Working data:
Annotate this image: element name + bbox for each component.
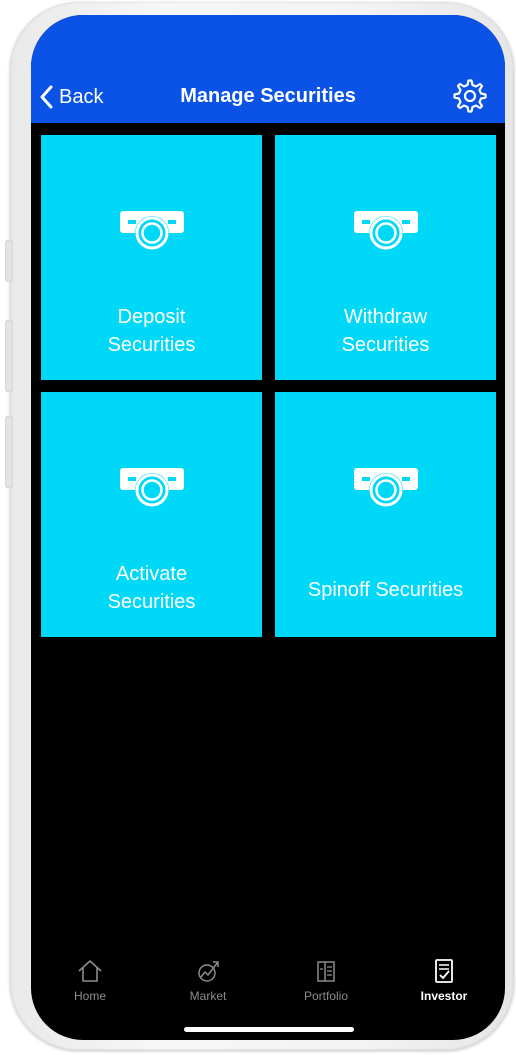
certificate-icon [120,211,184,250]
certificate-icon [120,468,184,507]
withdraw-securities-tile[interactable]: Withdraw Securities [275,135,496,380]
certificate-icon [354,211,418,250]
tile-label: Withdraw Securities [275,303,496,359]
tile-label: Deposit Securities [41,303,262,359]
settings-button[interactable] [453,79,487,113]
navigation-bar: Back Manage Securities [31,15,505,123]
market-chart-icon [198,961,219,982]
mute-switch [5,240,13,282]
page-title: Manage Securities [180,85,356,107]
volume-up-button [5,320,13,392]
gear-icon [453,79,487,113]
tile-label-line1: Activate [115,563,188,585]
spinoff-securities-tile[interactable]: Spinoff Securities [275,392,496,637]
tab-label: Market [189,989,227,1003]
home-indicator[interactable] [184,1027,354,1032]
tile-label-line2: Securities [341,334,430,356]
tile-label-line2: Securities [107,591,196,613]
tab-portfolio[interactable]: Portfolio [267,957,385,1003]
tab-market[interactable]: Market [149,957,267,1003]
tile-label: Spinoff Securities [275,576,496,604]
tile-label-line1: Deposit [117,306,186,328]
activate-securities-tile[interactable]: Activate Securities [41,392,262,637]
volume-down-button [5,416,13,488]
tab-label: Portfolio [303,989,349,1003]
tab-home[interactable]: Home [31,957,149,1003]
tab-label: Home [73,989,106,1003]
portfolio-icon [317,961,335,982]
investor-icon [435,959,453,983]
home-icon [78,960,102,982]
deposit-securities-tile[interactable]: Deposit Securities [41,135,262,380]
tile-label-line1: Spinoff Securities [307,579,464,601]
tab-investor[interactable]: Investor [385,957,503,1003]
app-screen: Back Manage Securities Deposit Securitie… [31,15,505,1040]
certificate-icon [354,468,418,507]
tab-label: Investor [420,989,468,1003]
tile-label: Activate Securities [41,560,262,616]
tile-label-line1: Withdraw [343,306,428,328]
tile-label-line2: Securities [107,334,196,356]
tab-bar: Home Market Portfolio Investor [31,940,505,1040]
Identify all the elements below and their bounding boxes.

What this task involves:
Extract every line above that contains the string "Back". Treat uppercase and lowercase letters as distinct.

The response:
navigation-bar: Back Manage Securities [31,15,505,123]
app-screen: Back Manage Securities Deposit Securitie… [31,15,505,1040]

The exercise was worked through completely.